**Exercise goal:** Extract all of the entries and set them down verbatim.

Dataset excerpt:

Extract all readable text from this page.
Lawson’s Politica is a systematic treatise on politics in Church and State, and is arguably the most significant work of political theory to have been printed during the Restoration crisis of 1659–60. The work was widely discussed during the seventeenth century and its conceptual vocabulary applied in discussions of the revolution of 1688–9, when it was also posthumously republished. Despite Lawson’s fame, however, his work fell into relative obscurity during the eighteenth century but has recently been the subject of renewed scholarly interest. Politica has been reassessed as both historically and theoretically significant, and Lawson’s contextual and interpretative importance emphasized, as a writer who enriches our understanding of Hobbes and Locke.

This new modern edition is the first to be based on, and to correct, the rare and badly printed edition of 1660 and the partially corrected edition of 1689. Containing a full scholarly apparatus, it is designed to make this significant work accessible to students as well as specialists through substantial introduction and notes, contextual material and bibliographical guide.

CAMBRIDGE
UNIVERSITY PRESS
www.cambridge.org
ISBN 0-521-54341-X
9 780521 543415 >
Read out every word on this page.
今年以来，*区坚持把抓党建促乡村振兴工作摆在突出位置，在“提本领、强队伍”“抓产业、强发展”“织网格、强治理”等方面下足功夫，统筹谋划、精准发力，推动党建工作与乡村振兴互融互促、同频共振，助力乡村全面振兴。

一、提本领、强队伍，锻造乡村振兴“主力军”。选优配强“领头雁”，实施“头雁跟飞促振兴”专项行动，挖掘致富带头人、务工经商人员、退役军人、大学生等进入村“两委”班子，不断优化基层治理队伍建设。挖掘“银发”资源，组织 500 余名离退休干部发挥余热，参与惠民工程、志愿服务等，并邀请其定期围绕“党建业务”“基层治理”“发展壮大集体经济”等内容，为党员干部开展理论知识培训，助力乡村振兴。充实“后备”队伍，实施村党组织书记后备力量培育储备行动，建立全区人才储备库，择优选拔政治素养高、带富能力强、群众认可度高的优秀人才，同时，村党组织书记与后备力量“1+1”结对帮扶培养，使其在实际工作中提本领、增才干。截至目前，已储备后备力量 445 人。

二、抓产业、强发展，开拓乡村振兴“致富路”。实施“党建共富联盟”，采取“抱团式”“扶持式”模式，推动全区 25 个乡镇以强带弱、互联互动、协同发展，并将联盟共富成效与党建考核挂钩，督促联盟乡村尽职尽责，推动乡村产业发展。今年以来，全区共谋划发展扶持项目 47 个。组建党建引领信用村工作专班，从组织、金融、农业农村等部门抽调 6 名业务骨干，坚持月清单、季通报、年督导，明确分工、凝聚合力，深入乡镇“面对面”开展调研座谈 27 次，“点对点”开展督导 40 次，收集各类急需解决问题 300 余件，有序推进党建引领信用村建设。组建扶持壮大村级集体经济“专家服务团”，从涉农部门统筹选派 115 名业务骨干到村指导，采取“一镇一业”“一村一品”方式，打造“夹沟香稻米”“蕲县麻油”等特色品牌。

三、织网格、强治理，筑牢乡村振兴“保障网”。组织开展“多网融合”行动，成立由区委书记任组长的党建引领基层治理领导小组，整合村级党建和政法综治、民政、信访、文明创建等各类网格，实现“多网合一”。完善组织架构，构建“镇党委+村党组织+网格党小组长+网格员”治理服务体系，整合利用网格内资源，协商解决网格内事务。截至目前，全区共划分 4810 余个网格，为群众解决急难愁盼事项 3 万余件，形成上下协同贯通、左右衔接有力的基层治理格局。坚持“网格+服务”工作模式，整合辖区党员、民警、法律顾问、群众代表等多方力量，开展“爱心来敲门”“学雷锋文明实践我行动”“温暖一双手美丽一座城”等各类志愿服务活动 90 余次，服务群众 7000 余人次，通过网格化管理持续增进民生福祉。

**Task answer:**
Extract all readable text from this page.
Lawson’s Politica is a systematic treatise on politics in Church and State, and is arguably the most significant work of political theory to have been printed during the Restoration crisis of 1659–60. The work was widely discussed during the seventeenth century and its conceptual vocabulary applied in discussions of the revolution of 1688–9, when it was also posthumously republished. Despite Lawson’s fame, however, his work fell into relative obscurity during the eighteenth century but has recently been the subject of renewed scholarly interest. Politica has been reassessed as both historically and theoretically significant, and Lawson’s contextual and interpretative importance emphasized, as a writer who enriches our understanding of Hobbes and Locke.

This new modern edition is the first to be based on, and to correct, the rare and badly printed edition of 1660 and the partially corrected edition of 1689. Containing a full scholarly apparatus, it is designed to make this significant work accessible to students as well as specialists through substantial introduction and notes, contextual material and bibliographical guide.

CAMBRIDGE
UNIVERSITY PRESS
www.cambridge.org
ISBN 0-521-54341-X
9 780521 543415 >
Read out every word on this page.
今年以来，*区坚持把抓党建促乡村振兴工作摆在突出位置，在“提本领、强队伍”“抓产业、强发展”“织网格、强治理”等方面下足功夫，统筹谋划、精准发力，推动党建工作与乡村振兴互融互促、同频共振，助力乡村全面振兴。

一、提本领、强队伍，锻造乡村振兴“主力军”。选优配强“领头雁”，实施“头雁跟飞促振兴”专项行动，挖掘致富带头人、务工经商人员、退役军人、大学生等进入村“两委”班子，不断优化基层治理队伍建设。挖掘“银发”资源，组织 500 余名离退休干部发挥余热，参与惠民工程、志愿服务等，并邀请其定期围绕“党建业务”“基层治理”“发展壮大集体经济”等内容，为党员干部开展理论知识培训，助力乡村振兴。充实“后备”队伍，实施村党组织书记后备力量培育储备行动，建立全区人才储备库，择优选拔政治素养高、带富能力强、群众认可度高的优秀人才，同时，村党组织书记与后备力量“1+1”结对帮扶培养，使其在实际工作中提本领、增才干。截至目前，已储备后备力量 445 人。

二、抓产业、强发展，开拓乡村振兴“致富路”。实施“党建共富联盟”，采取“抱团式”“扶持式”模式，推动全区 25 个乡镇以强带弱、互联互动、协同发展，并将联盟共富成效与党建考核挂钩，督促联盟乡村尽职尽责，推动乡村产业发展。今年以来，全区共谋划发展扶持项目 47 个。组建党建引领信用村工作专班，从组织、金融、农业农村等部门抽调 6 名业务骨干，坚持月清单、季通报、年督导，明确分工、凝聚合力，深入乡镇“面对面”开展调研座谈 27 次，“点对点”开展督导 40 次，收集各类急需解决问题 300 余件，有序推进党建引领信用村建设。组建扶持壮大村级集体经济“专家服务团”，从涉农部门统筹选派 115 名业务骨干到村指导，采取“一镇一业”“一村一品”方式，打造“夹沟香稻米”“蕲县麻油”等特色品牌。

三、织网格、强治理，筑牢乡村振兴“保障网”。组织开展“多网融合”行动，成立由区委书记任组长的党建引领基层治理领导小组，整合村级党建和政法综治、民政、信访、文明创建等各类网格，实现“多网合一”。完善组织架构，构建“镇党委+村党组织+网格党小组长+网格员”治理服务体系，整合利用网格内资源，协商解决网格内事务。截至目前，全区共划分 4810 余个网格，为群众解决急难愁盼事项 3 万余件，形成上下协同贯通、左右衔接有力的基层治理格局。坚持“网格+服务”工作模式，整合辖区党员、民警、法律顾问、群众代表等多方力量，开展“爱心来敲门”“学雷锋文明实践我行动”“温暖一双手美丽一座城”等各类志愿服务活动 90 余次，服务群众 7000 余人次，通过网格化管理持续增进民生福祉。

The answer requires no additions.